___ DATA LISTING ___

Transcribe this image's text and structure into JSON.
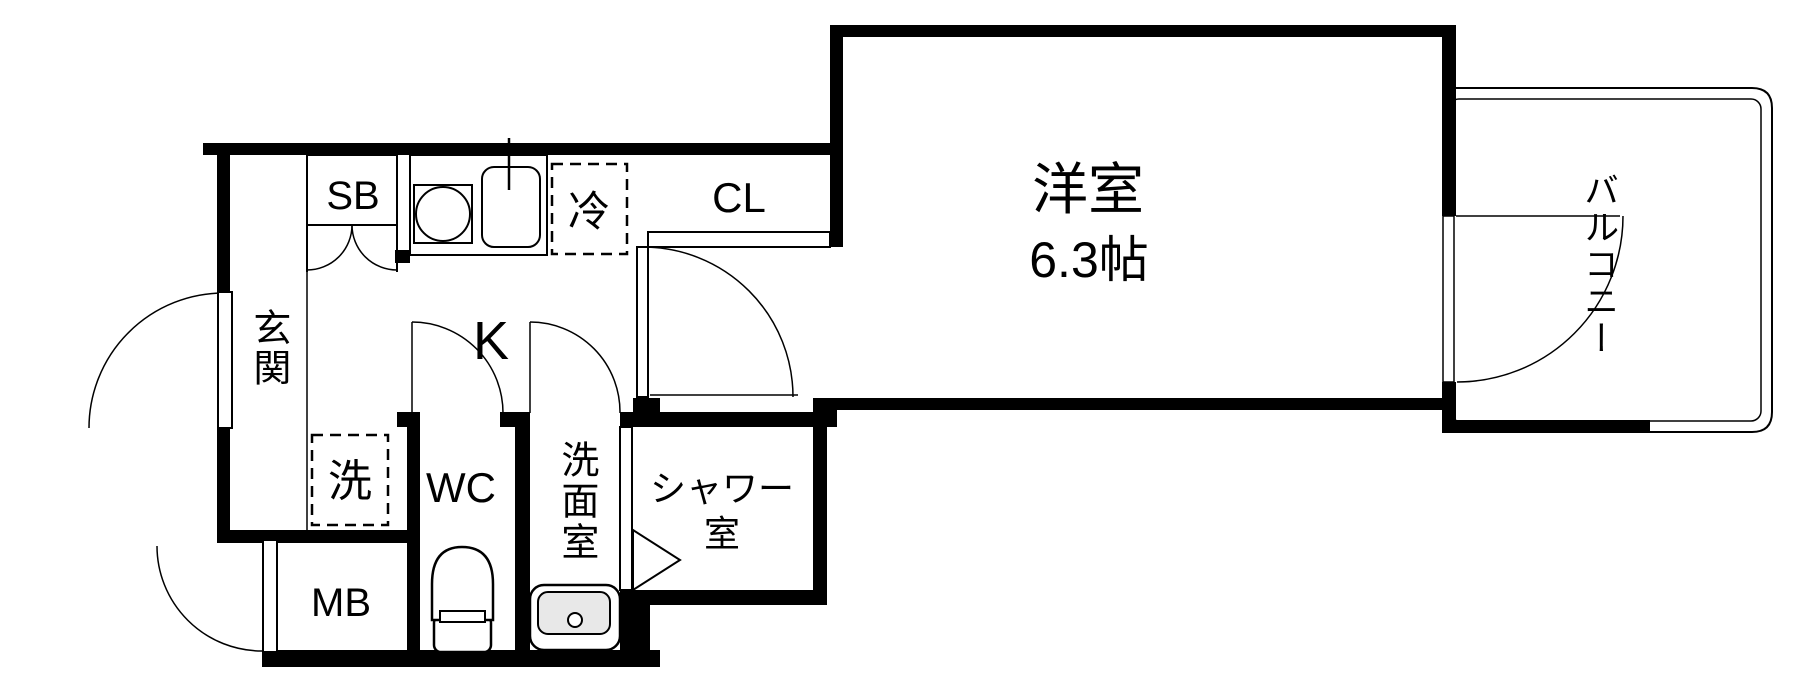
{
  "floorplan": {
    "labels": {
      "entrance": "玄関",
      "shoe_box": "SB",
      "kitchen": "K",
      "refrigerator": "冷",
      "closet": "CL",
      "western_room": "洋室",
      "western_room_size": "6.3帖",
      "washer": "洗",
      "toilet": "WC",
      "meter_box": "MB",
      "washroom": "洗面室",
      "shower_room": "シャワー\n室",
      "balcony": "バルコニー"
    },
    "colors": {
      "wall": "#000000",
      "background": "#ffffff",
      "basin": "#e8e8e8"
    }
  }
}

___

§ **TASK STATEMENT**: In the copy, include no pictures; restate the listing above exactly.

§ **TASK RESPONSE**:
Transcribe this image's text and structure into JSON.
{
  "floorplan": {
    "labels": {
      "entrance": "玄関",
      "shoe_box": "SB",
      "kitchen": "K",
      "refrigerator": "冷",
      "closet": "CL",
      "western_room": "洋室",
      "western_room_size": "6.3帖",
      "washer": "洗",
      "toilet": "WC",
      "meter_box": "MB",
      "washroom": "洗面室",
      "shower_room": "シャワー\n室",
      "balcony": "バルコニー"
    },
    "colors": {
      "wall": "#000000",
      "background": "#ffffff",
      "basin": "#e8e8e8"
    }
  }
}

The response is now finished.